**WHAT YOU WILL DO:** Please rewrite the lines starting at the first one and ending at the line that contains "button[interactable]: Cancel xyxy=(21,52,66,76)", replacing "Default" with "None" and leaving everything else unchanged.
#### TASK DATA
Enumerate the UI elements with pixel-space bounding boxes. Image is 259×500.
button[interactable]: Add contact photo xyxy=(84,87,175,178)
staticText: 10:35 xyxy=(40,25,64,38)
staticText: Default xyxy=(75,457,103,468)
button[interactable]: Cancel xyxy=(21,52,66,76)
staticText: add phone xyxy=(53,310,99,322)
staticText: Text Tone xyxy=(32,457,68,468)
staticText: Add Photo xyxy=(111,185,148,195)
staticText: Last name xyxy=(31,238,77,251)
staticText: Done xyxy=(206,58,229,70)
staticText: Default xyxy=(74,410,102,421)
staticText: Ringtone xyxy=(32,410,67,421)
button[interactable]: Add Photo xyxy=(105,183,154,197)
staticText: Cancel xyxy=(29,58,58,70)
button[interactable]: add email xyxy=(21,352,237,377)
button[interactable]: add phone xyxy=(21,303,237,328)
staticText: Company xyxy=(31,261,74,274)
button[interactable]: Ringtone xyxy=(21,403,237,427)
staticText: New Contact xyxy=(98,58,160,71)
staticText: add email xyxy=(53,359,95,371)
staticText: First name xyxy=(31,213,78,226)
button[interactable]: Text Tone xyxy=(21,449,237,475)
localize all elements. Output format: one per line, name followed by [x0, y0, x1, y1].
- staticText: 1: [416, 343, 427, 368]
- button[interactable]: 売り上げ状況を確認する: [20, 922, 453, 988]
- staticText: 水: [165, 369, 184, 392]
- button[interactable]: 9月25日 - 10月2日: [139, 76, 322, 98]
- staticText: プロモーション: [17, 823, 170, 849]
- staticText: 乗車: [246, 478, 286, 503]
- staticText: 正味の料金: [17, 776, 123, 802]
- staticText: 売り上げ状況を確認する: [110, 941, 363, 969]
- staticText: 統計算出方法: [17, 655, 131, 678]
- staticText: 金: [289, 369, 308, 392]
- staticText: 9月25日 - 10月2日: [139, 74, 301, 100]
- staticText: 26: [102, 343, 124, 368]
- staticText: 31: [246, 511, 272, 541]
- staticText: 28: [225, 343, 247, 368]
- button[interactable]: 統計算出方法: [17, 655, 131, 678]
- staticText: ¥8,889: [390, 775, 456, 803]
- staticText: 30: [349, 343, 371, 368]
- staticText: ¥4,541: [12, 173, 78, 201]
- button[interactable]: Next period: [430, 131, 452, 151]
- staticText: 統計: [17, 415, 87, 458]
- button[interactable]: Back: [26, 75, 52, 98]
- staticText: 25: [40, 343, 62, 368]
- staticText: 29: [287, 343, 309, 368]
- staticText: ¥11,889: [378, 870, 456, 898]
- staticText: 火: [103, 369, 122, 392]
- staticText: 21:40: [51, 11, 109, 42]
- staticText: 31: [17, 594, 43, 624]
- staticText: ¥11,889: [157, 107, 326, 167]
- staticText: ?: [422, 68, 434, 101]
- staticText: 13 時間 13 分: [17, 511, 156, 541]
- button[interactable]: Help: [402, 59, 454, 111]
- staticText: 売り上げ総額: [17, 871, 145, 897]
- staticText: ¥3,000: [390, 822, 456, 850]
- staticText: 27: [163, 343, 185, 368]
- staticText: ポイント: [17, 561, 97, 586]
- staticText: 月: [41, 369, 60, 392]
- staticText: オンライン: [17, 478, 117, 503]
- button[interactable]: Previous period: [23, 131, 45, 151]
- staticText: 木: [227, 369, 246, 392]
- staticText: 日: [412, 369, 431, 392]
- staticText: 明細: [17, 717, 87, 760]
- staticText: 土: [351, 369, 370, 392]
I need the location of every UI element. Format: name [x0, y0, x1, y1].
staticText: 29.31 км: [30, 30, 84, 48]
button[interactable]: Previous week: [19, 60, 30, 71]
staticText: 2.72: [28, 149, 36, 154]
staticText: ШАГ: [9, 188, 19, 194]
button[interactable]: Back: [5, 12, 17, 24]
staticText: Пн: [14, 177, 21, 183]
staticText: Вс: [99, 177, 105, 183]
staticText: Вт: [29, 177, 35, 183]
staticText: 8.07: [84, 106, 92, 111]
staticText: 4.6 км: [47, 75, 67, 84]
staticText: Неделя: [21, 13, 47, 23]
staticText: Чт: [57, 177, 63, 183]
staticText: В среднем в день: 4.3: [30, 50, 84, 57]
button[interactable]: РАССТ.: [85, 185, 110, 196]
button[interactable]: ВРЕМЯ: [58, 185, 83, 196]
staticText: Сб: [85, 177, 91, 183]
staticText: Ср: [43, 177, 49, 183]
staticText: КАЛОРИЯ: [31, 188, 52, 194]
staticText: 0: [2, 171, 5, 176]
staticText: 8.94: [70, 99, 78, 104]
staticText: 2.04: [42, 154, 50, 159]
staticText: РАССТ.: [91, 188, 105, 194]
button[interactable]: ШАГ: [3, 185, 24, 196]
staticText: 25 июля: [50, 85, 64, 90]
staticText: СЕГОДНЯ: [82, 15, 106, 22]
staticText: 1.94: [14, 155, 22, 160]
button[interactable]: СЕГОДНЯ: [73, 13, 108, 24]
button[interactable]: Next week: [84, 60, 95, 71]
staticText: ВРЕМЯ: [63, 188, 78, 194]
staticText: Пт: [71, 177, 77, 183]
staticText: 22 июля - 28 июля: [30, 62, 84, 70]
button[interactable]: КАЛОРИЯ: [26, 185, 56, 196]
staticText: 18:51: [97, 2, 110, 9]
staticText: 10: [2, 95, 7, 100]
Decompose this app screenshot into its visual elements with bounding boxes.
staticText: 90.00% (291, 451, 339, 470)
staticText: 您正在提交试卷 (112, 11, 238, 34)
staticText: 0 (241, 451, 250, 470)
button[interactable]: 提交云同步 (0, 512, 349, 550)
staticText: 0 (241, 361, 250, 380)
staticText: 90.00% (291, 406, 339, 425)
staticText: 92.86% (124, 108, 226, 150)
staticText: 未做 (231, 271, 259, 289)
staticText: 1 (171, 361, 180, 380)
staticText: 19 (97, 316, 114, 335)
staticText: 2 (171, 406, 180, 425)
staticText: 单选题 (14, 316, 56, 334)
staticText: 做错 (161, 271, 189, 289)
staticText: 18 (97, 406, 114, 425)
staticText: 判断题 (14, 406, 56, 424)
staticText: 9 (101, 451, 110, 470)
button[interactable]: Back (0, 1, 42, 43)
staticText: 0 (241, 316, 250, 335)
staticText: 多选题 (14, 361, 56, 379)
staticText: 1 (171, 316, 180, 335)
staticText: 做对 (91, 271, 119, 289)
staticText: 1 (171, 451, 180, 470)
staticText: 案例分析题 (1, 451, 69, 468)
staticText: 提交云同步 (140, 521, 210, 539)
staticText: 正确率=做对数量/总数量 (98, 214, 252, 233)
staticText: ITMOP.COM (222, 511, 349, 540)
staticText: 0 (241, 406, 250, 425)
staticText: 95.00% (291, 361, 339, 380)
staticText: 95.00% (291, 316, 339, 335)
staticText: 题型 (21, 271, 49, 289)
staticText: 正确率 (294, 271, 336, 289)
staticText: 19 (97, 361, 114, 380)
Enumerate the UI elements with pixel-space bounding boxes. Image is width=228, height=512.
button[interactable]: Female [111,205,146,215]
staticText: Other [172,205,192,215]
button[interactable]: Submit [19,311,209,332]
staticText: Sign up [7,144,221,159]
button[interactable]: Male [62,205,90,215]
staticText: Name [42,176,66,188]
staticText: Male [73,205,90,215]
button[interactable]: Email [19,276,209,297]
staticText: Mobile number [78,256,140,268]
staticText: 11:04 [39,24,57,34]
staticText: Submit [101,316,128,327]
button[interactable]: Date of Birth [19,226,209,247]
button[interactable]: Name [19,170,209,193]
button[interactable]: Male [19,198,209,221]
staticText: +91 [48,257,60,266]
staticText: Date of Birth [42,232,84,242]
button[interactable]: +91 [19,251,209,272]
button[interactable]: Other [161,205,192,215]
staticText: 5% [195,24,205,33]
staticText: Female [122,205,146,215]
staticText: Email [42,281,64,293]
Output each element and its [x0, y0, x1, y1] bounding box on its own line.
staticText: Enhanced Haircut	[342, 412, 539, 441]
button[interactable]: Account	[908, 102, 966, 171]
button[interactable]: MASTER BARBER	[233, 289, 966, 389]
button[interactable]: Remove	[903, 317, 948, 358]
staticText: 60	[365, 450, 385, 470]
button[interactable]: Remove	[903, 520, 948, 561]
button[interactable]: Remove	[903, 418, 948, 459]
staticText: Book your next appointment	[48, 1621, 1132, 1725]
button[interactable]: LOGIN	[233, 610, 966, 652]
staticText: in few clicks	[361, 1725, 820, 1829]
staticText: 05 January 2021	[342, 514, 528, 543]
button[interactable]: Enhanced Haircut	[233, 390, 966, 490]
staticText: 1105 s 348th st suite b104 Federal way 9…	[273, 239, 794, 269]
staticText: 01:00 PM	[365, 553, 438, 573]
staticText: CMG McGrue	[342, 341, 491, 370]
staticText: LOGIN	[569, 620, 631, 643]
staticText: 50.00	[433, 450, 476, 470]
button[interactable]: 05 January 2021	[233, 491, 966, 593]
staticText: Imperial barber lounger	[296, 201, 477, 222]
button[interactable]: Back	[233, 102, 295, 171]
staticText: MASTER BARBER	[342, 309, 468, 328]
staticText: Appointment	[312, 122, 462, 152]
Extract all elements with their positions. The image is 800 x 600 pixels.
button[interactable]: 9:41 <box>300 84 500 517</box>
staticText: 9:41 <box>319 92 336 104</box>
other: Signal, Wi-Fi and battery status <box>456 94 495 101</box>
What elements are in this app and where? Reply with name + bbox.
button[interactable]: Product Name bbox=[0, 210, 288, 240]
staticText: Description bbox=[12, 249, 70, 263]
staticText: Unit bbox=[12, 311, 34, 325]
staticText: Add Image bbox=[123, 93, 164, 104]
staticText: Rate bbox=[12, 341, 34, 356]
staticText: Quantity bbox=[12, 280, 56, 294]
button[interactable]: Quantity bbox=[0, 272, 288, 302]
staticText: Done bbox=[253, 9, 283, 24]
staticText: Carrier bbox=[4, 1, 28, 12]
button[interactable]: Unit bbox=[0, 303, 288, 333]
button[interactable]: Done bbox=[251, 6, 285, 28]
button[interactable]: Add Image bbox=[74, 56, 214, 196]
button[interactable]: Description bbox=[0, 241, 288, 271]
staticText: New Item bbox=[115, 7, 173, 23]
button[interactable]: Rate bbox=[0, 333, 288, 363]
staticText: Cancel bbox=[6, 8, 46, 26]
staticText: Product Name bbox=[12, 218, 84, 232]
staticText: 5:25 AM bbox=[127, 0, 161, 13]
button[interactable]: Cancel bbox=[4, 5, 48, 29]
########
**COMPLETE OUTPUT:**
Enumerate the UI elements with pixel-space bounding boxes. Image is 259×500.
button[interactable]: Add contact photo xyxy=(84,87,175,178)
staticText: 10:35 xyxy=(40,25,64,38)
staticText: None xyxy=(75,457,103,468)
button[interactable]: Cancel xyxy=(21,52,66,76)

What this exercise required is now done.